# The problem:
Count how many lines in this material contain "Литейная". The answer is that number alone.

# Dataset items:
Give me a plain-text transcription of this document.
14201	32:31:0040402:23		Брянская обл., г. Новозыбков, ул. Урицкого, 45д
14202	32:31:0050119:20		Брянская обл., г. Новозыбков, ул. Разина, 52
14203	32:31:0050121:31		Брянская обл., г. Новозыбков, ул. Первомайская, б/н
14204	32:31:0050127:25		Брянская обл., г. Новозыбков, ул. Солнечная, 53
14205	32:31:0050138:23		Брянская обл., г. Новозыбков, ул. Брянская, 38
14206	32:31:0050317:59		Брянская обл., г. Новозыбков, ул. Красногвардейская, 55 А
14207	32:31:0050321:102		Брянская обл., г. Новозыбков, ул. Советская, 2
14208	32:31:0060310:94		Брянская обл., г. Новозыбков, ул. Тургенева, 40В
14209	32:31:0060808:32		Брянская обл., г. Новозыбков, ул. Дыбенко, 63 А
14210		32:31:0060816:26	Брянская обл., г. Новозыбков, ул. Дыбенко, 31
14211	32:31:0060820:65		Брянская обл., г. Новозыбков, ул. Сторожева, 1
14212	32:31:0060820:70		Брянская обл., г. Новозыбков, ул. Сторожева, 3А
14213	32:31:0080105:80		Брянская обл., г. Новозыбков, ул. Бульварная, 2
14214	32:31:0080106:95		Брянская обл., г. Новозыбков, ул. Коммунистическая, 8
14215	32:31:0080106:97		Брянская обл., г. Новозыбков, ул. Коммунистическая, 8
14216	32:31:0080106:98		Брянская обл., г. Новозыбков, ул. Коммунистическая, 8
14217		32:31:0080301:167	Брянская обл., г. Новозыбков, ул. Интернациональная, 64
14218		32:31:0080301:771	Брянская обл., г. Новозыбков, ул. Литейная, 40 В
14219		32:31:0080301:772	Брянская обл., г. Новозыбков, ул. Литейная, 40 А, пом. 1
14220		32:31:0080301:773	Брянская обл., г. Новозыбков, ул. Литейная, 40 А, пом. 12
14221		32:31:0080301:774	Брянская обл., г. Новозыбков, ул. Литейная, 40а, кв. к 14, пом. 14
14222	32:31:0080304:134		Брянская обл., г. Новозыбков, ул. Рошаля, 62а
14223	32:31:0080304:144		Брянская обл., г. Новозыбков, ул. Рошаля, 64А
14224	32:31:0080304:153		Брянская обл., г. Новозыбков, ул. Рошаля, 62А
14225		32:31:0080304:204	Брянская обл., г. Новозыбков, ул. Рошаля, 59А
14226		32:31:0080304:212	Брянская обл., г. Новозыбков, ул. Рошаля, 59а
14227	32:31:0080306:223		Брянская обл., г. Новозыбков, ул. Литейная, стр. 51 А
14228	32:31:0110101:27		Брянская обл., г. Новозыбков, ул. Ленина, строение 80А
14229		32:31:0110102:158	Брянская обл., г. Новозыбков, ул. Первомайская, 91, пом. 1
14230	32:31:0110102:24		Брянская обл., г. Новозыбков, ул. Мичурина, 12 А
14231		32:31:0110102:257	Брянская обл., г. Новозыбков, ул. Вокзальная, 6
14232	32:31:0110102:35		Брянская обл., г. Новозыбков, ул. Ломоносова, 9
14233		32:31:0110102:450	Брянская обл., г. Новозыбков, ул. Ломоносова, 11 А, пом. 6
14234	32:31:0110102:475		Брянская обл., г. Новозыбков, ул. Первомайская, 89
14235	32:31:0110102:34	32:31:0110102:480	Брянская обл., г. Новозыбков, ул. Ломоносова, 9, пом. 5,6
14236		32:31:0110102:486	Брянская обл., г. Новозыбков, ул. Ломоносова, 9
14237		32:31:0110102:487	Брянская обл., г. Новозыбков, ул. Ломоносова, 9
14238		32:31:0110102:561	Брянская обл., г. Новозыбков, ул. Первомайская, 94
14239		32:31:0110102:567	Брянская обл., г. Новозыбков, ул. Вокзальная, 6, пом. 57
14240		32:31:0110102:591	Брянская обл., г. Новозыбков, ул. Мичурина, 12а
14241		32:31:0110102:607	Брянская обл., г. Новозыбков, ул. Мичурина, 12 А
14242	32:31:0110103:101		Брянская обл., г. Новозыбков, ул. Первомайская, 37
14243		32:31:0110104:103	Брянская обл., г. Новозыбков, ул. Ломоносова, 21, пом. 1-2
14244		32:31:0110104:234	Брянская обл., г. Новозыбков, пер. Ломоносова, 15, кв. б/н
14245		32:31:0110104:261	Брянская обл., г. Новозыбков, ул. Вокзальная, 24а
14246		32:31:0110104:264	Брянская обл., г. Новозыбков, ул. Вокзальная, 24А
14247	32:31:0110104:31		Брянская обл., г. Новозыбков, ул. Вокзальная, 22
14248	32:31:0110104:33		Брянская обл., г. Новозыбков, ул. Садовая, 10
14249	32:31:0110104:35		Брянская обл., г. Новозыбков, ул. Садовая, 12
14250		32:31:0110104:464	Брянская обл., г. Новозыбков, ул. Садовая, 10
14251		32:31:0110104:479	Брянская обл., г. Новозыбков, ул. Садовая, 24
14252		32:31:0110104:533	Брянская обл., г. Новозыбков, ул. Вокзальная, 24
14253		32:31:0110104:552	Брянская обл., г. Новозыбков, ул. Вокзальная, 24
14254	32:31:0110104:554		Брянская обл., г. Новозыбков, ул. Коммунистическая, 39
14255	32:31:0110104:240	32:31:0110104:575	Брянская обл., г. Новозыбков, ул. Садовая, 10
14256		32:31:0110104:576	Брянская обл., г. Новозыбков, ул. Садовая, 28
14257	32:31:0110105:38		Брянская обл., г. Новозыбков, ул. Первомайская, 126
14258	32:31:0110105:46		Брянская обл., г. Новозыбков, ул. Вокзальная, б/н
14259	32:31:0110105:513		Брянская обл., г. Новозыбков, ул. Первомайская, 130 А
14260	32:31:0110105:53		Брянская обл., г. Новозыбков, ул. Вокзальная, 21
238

# Response to the exercise:
5